DATA EXCERPTS ▸
- - - - -

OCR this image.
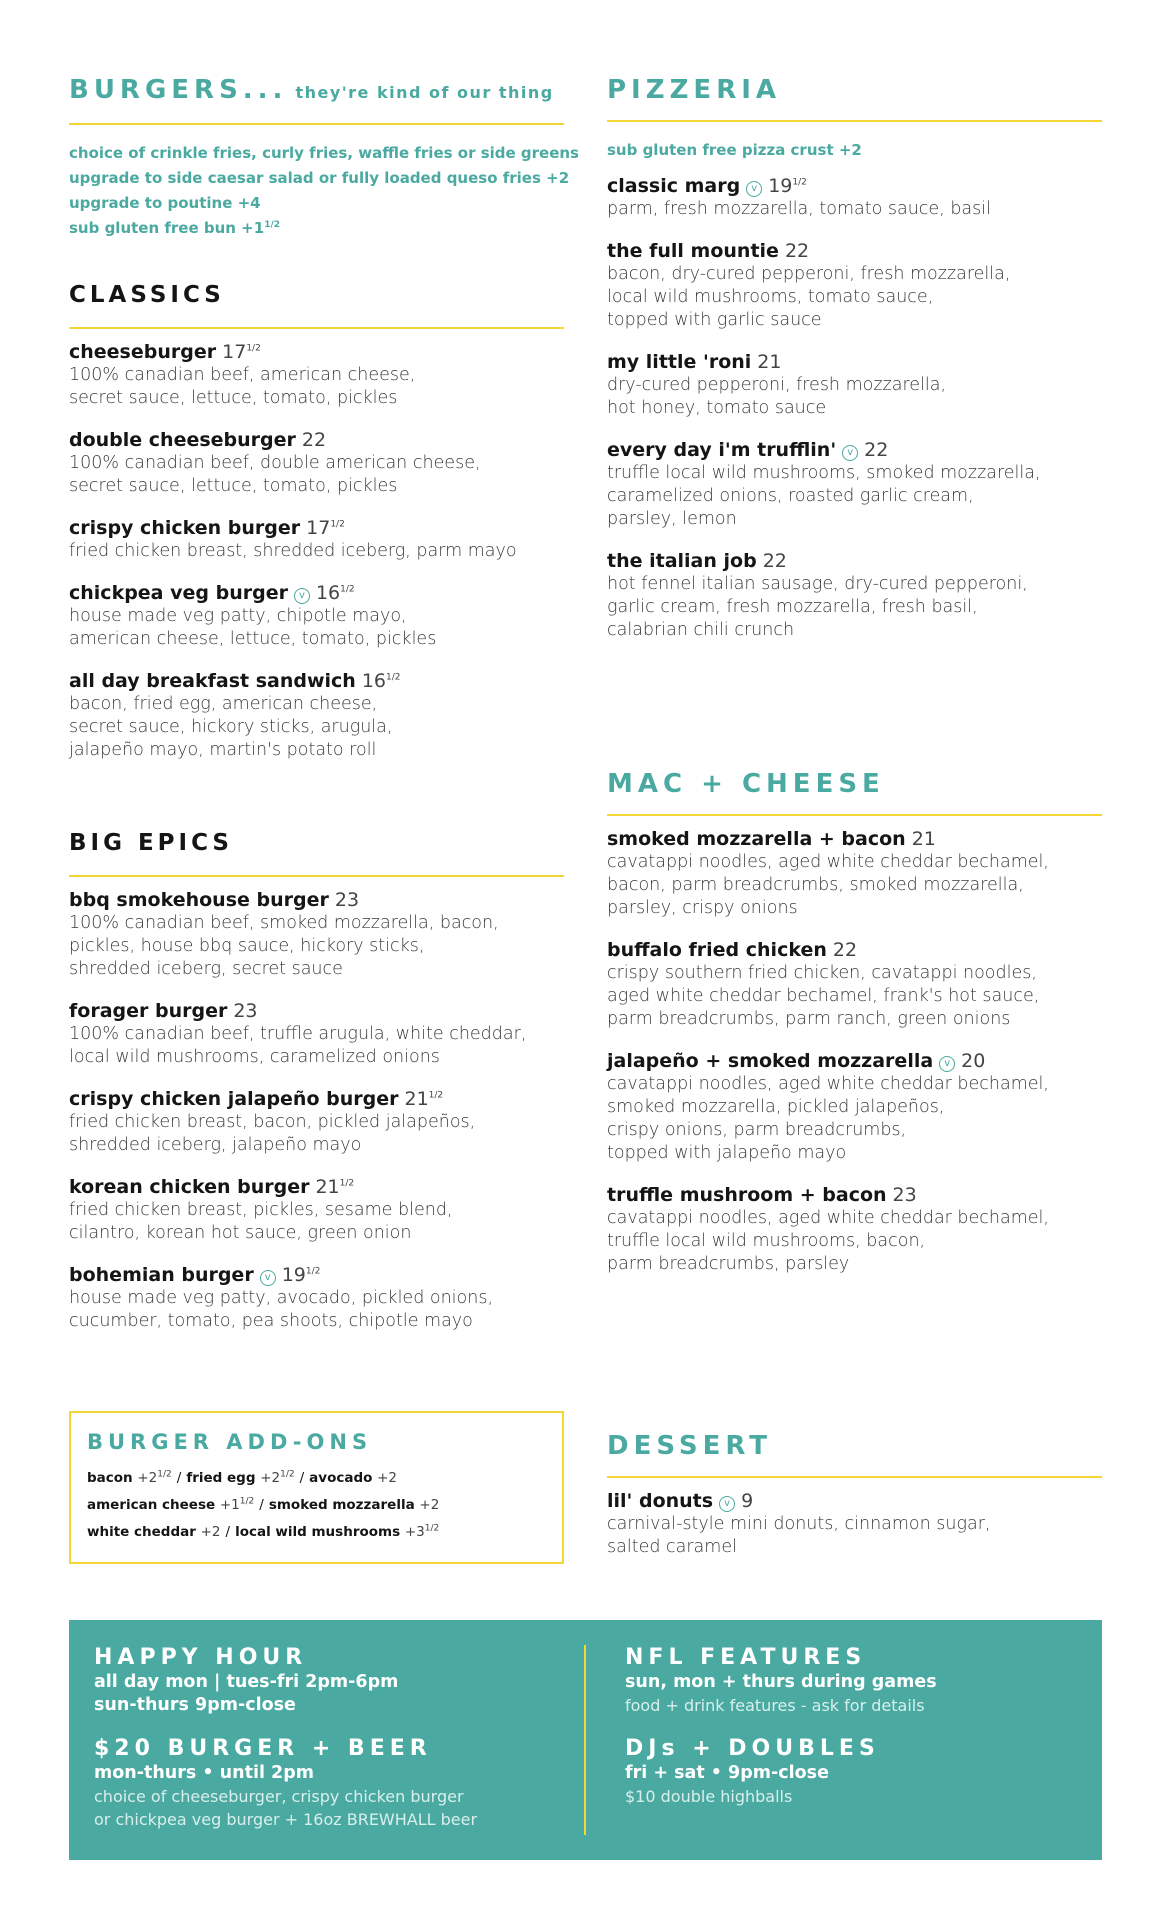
BURGERS... they're kind of our thing
choice of crinkle fries, curly fries, waffle fries or side greens
upgrade to side caesar salad or fully loaded queso fries +2
upgrade to poutine +4
sub gluten free bun $+1^{1/2}$
CLASSICS
cheeseburger $17^{1/2}$
100% canadian beef, american cheese,
secret sauce, lettuce, tomato, pickles
double cheeseburger 22
100% canadian beef, double american cheese,
secret sauce, lettuce, tomato, pickles
crispy chicken burger $17^{1/2}$
fried chicken breast, shredded iceberg, parm mayo
chickpea veg burger v $16^{1/2}$
house made veg patty, chipotle mayo,
american cheese, lettuce, tomato, pickles
all day breakfast sandwich $16^{1/2}$
bacon, fried egg, american cheese,
secret sauce, hickory sticks, arugula,
jalapeño mayo, martin's potato roll
BIG EPICS
bbq smokehouse burger 23
100% canadian beef, smoked mozzarella, bacon,
pickles, house bbq sauce, hickory sticks,
shredded iceberg, secret sauce
forager burger 23
100% canadian beef, truffle arugula, white cheddar,
local wild mushrooms, caramelized onions
crispy chicken jalapeño burger $21^{1/2}$
fried chicken breast, bacon, pickled jalapeños,
shredded iceberg, jalapeño mayo
korean chicken burger $21^{1/2}$
fried chicken breast, pickles, sesame blend,
cilantro, korean hot sauce, green onion
bohemian burger v $19^{1/2}$
house made veg patty, avocado, pickled onions,
cucumber, tomato, pea shoots, chipotle mayo
BURGER ADD-ONS
bacon $+2^{1/2}$ / fried egg $+2^{1/2}$ / avocado +2
american cheese $+1^{1/2}$ / smoked mozzarella +2
white cheddar +2 / local wild mushrooms $+3^{1/2}$
PIZZERIA
sub gluten free pizza crust +2
classic marg v $19^{1/2}$
parm, fresh mozzarella, tomato sauce, basil
the full mountie 22
bacon, dry-cured pepperoni, fresh mozzarella,
local wild mushrooms, tomato sauce,
topped with garlic sauce
my little 'roni 21
dry-cured pepperoni, fresh mozzarella,
hot honey, tomato sauce
every day i'm trufflin' v 22
truffle local wild mushrooms, smoked mozzarella,
caramelized onions, roasted garlic cream,
parsley, lemon
the italian job 22
hot fennel italian sausage, dry-cured pepperoni,
garlic cream, fresh mozzarella, fresh basil,
calabrian chili crunch
MAC + CHEESE
smoked mozzarella + bacon 21
cavatappi noodles, aged white cheddar bechamel,
bacon, parm breadcrumbs, smoked mozzarella,
parsley, crispy onions
buffalo fried chicken 22
crispy southern fried chicken, cavatappi noodles,
aged white cheddar bechamel, frank's hot sauce,
parm breadcrumbs, parm ranch, green onions
jalapeño + smoked mozzarella v 20
cavatappi noodles, aged white cheddar bechamel,
smoked mozzarella, pickled jalapeños,
crispy onions, parm breadcrumbs,
topped with jalapeño mayo
truffle mushroom + bacon 23
cavatappi noodles, aged white cheddar bechamel,
truffle local wild mushrooms, bacon,
parm breadcrumbs, parsley
DESSERT
lil' donuts v 9
carnival-style mini donuts, cinnamon sugar,
salted caramel
HAPPY HOUR
all day mon | tues-fri 2pm-6pm
sun-thurs 9pm-close
$20 BURGER + BEER
mon-thurs • until 2pm
choice of cheeseburger, crispy chicken burger
or chickpea veg burger + 16oz BREWHALL beer
NFL FEATURES
sun, mon + thurs during games
food + drink features - ask for details
DJs + DOUBLES
fri + sat • 9pm-close
$10 double highballs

- - - - -

TASK REQUIREMENTS ▸ Each line in the listing above either holds the string "topped" or does not; state how many do, giving the number only.

RESULT OF THIS EXERCISE ▸ 2